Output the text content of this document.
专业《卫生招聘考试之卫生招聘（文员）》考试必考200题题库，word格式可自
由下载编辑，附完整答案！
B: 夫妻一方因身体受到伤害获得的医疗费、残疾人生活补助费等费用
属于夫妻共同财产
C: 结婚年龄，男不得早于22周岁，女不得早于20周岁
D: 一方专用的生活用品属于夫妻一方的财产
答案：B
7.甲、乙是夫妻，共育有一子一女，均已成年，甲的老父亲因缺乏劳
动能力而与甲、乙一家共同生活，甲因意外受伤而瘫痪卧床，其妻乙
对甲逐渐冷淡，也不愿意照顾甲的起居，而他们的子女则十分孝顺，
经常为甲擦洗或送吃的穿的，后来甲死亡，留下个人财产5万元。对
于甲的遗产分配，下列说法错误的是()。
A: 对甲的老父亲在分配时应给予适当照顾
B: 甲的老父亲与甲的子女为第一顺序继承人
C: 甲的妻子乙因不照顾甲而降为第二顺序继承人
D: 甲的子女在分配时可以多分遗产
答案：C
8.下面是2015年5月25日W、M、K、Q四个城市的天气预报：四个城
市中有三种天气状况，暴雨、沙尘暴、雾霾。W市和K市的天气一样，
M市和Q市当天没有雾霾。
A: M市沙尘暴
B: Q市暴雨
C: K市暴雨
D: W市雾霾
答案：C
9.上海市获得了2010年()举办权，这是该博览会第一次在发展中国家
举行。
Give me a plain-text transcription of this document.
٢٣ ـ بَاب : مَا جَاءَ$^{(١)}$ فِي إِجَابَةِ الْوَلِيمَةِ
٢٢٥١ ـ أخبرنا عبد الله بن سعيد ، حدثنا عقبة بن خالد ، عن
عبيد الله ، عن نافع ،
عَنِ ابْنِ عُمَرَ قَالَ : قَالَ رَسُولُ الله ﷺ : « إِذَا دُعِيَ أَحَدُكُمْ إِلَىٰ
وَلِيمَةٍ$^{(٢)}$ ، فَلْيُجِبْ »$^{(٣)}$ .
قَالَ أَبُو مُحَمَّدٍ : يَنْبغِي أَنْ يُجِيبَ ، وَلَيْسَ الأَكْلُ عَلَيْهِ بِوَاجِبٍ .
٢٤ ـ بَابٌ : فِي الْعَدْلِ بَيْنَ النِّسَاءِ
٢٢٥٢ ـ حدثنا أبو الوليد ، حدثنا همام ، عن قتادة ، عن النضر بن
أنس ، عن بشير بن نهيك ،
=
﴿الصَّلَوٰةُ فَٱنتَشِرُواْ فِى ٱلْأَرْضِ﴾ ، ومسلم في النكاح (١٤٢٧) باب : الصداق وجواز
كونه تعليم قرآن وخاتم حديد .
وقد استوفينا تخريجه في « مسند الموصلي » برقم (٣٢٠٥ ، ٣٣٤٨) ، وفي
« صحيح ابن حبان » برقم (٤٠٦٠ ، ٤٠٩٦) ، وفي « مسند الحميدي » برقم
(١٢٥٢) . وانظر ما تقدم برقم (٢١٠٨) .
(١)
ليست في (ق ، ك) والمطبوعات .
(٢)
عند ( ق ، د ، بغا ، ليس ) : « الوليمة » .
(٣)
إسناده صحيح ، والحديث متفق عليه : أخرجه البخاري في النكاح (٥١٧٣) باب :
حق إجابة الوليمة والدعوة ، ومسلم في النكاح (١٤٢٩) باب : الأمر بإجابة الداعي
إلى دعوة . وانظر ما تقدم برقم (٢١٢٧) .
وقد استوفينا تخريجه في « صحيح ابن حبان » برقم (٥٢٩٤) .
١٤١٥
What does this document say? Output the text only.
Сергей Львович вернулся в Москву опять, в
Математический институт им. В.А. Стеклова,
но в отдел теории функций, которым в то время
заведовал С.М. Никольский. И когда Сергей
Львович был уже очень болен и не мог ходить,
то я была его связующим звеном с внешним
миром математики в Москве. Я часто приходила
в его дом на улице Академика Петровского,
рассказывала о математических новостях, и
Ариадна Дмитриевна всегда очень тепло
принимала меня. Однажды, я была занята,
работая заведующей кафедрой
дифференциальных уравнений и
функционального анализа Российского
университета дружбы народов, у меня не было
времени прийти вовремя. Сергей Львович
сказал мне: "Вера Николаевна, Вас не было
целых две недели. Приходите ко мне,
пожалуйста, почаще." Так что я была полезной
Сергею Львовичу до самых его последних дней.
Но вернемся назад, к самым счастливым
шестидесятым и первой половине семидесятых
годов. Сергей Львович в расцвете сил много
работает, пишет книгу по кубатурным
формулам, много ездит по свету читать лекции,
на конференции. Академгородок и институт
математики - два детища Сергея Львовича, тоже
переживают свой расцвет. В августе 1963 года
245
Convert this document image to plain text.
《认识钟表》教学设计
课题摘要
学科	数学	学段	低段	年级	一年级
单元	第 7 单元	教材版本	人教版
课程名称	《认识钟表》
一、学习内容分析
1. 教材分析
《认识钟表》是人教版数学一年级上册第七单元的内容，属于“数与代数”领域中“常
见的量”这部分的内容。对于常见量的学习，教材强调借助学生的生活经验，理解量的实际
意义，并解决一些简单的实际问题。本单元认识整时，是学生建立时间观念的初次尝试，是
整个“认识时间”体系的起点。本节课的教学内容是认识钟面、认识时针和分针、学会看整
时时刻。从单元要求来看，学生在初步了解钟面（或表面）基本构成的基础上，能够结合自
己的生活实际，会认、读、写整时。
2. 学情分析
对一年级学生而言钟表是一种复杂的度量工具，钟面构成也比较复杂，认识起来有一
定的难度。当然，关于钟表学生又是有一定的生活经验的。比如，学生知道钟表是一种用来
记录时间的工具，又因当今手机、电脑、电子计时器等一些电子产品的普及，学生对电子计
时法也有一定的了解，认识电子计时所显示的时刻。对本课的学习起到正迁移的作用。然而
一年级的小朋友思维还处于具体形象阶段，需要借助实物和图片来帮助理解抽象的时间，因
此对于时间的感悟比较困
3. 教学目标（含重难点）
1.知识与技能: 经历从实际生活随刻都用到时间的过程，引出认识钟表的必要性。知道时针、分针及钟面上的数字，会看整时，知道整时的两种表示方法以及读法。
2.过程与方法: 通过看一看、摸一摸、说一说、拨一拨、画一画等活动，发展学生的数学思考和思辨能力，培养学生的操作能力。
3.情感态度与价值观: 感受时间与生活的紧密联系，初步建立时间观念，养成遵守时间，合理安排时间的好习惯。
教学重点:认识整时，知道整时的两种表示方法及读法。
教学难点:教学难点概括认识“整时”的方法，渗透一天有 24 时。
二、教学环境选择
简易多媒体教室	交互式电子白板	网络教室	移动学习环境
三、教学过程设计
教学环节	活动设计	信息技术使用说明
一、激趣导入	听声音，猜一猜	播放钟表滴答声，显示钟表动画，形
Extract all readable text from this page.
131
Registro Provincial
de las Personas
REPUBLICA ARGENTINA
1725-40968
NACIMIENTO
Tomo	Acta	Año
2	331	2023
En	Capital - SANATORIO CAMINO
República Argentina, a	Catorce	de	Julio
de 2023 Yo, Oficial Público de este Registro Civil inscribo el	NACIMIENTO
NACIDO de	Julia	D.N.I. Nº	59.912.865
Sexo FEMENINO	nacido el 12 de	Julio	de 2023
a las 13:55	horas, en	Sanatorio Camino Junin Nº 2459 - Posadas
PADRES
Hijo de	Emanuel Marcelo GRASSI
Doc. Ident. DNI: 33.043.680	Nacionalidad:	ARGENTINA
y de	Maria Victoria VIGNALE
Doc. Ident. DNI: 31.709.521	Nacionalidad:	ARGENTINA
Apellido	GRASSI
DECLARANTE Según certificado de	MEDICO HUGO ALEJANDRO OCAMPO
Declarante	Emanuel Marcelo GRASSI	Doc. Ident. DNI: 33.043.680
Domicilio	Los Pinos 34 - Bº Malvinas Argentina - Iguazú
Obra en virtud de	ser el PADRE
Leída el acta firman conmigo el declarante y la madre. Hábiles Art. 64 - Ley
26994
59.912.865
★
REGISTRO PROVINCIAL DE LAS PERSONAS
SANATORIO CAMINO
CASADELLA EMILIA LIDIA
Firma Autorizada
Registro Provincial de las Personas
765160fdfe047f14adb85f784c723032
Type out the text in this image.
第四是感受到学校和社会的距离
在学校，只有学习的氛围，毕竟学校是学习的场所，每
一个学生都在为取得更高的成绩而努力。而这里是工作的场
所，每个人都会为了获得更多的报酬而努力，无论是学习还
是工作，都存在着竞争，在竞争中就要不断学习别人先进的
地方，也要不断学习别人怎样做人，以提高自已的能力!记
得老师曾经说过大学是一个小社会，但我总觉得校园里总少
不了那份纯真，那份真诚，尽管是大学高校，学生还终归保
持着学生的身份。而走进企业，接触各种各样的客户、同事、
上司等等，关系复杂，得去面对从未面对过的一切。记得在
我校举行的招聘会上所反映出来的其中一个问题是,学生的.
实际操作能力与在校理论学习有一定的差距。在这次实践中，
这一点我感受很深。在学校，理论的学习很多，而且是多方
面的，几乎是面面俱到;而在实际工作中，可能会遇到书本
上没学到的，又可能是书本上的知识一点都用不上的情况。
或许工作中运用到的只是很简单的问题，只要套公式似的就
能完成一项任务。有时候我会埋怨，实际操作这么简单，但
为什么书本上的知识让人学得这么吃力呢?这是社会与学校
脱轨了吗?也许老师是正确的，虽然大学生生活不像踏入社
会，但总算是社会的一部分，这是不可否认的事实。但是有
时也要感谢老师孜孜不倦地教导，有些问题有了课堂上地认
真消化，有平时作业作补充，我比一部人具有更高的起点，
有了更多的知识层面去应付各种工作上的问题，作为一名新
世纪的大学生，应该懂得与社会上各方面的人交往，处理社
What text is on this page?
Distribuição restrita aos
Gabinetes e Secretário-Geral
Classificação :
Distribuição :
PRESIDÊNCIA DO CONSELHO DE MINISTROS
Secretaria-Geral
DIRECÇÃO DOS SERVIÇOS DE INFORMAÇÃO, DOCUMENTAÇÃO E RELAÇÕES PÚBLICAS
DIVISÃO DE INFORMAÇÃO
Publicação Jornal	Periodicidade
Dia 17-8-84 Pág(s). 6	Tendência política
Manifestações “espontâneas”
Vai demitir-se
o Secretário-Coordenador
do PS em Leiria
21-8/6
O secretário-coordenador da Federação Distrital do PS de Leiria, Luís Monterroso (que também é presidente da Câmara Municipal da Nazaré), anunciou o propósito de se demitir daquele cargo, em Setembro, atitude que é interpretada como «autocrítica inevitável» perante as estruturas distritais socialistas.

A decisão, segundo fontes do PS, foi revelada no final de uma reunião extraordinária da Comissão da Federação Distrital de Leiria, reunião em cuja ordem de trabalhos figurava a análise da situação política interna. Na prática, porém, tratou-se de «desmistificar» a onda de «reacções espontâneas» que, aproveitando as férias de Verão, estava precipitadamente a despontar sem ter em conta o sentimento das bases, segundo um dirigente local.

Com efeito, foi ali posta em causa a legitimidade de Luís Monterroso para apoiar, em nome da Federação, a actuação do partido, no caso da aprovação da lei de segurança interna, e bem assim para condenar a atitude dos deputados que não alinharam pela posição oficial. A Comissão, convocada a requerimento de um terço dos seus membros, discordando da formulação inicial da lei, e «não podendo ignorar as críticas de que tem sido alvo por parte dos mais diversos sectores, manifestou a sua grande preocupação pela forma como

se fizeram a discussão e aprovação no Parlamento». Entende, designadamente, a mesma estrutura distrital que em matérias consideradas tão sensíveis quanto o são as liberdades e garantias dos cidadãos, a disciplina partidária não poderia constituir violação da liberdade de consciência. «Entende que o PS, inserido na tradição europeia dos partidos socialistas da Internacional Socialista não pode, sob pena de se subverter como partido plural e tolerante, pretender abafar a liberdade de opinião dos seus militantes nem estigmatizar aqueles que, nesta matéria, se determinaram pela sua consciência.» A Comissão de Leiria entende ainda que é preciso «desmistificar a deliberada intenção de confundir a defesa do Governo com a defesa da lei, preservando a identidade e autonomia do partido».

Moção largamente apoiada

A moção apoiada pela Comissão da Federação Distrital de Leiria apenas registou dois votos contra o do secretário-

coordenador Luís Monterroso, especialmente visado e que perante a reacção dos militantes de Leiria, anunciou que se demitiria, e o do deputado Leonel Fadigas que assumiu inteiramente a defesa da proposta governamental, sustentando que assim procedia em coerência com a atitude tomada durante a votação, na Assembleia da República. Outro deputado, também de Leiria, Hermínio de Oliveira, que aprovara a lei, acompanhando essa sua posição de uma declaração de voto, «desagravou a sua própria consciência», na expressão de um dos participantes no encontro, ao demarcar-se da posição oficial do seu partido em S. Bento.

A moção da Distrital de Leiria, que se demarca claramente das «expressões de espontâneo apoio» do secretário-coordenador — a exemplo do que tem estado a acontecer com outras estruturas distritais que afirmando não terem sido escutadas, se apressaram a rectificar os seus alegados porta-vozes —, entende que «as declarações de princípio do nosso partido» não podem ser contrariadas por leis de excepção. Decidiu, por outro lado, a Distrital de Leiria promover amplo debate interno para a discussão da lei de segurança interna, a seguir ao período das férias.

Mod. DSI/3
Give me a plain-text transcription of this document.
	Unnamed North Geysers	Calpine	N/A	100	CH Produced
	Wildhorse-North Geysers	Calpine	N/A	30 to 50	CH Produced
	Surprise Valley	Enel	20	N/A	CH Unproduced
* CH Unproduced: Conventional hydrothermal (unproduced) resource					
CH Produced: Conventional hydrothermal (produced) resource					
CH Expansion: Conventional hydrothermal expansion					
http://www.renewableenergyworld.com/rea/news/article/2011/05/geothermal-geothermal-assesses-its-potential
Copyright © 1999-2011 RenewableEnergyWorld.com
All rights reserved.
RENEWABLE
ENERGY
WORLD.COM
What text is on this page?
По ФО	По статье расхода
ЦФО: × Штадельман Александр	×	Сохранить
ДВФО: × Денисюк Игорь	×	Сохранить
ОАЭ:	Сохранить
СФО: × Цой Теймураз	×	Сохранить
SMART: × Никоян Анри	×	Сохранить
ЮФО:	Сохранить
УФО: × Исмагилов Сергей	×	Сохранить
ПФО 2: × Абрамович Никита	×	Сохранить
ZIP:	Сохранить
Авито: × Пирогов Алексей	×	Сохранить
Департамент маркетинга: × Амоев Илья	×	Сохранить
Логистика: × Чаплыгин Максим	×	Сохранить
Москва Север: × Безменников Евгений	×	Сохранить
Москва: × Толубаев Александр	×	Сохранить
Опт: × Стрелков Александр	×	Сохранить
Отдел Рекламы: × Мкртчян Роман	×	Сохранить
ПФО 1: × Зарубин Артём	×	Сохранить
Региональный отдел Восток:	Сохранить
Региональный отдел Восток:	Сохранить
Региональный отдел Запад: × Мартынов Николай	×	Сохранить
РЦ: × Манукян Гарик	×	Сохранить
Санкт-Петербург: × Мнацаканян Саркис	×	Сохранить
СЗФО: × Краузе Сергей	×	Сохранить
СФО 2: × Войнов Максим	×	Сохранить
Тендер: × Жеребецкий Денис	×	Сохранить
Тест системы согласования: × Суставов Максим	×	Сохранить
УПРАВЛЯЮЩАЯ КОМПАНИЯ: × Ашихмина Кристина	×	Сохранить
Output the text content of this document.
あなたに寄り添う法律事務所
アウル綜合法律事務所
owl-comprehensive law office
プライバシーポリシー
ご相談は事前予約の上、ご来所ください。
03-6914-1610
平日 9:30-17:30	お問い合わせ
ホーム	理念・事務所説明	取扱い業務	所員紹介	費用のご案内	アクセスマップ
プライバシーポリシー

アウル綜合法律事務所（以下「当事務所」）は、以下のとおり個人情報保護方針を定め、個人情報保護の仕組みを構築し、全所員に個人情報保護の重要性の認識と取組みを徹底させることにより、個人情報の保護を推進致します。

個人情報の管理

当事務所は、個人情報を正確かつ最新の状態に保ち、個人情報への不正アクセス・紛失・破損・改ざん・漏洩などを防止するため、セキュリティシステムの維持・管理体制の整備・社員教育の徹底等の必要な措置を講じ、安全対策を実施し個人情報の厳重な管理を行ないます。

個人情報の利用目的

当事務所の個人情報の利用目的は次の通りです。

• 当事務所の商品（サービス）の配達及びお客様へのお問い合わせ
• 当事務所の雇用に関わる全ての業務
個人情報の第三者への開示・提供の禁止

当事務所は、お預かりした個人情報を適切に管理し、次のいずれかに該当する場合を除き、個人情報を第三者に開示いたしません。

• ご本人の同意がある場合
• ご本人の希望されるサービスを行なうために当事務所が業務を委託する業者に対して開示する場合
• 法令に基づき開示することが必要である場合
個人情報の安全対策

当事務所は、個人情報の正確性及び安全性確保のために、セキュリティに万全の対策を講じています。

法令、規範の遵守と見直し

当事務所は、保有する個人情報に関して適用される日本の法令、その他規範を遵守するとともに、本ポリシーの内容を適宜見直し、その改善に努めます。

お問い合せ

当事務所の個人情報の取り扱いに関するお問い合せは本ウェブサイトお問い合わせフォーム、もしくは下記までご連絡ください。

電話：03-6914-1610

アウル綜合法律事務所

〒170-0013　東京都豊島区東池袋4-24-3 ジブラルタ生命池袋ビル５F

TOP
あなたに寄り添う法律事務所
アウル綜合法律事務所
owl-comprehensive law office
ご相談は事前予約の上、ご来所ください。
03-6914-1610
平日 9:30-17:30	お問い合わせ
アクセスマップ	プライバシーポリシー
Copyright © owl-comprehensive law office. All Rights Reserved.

○ ○ ○ ○ ○ ○ ○

In the entries above, find lines with "República" and copy each.

→ Finished task
República Argentina, a	Catorce	de	Julio
coordenador Luís Monterroso, especialmente visado e que perante a reacção dos militantes de Leiria, anunciou que se demitiria, e o do deputado Leonel Fadigas que assumiu inteiramente a defesa da proposta governamental, sustentando que assim procedia em coerência com a atitude tomada durante a votação, na Assembleia da República. Outro deputado, também de Leiria, Hermínio de Oliveira, que aprovara a lei, acompanhando essa sua posição de uma declaração de voto, «desagravou a sua própria consciência», na expressão de um dos participantes no encontro, ao demarcar-se da posição oficial do seu partido em S. Bento.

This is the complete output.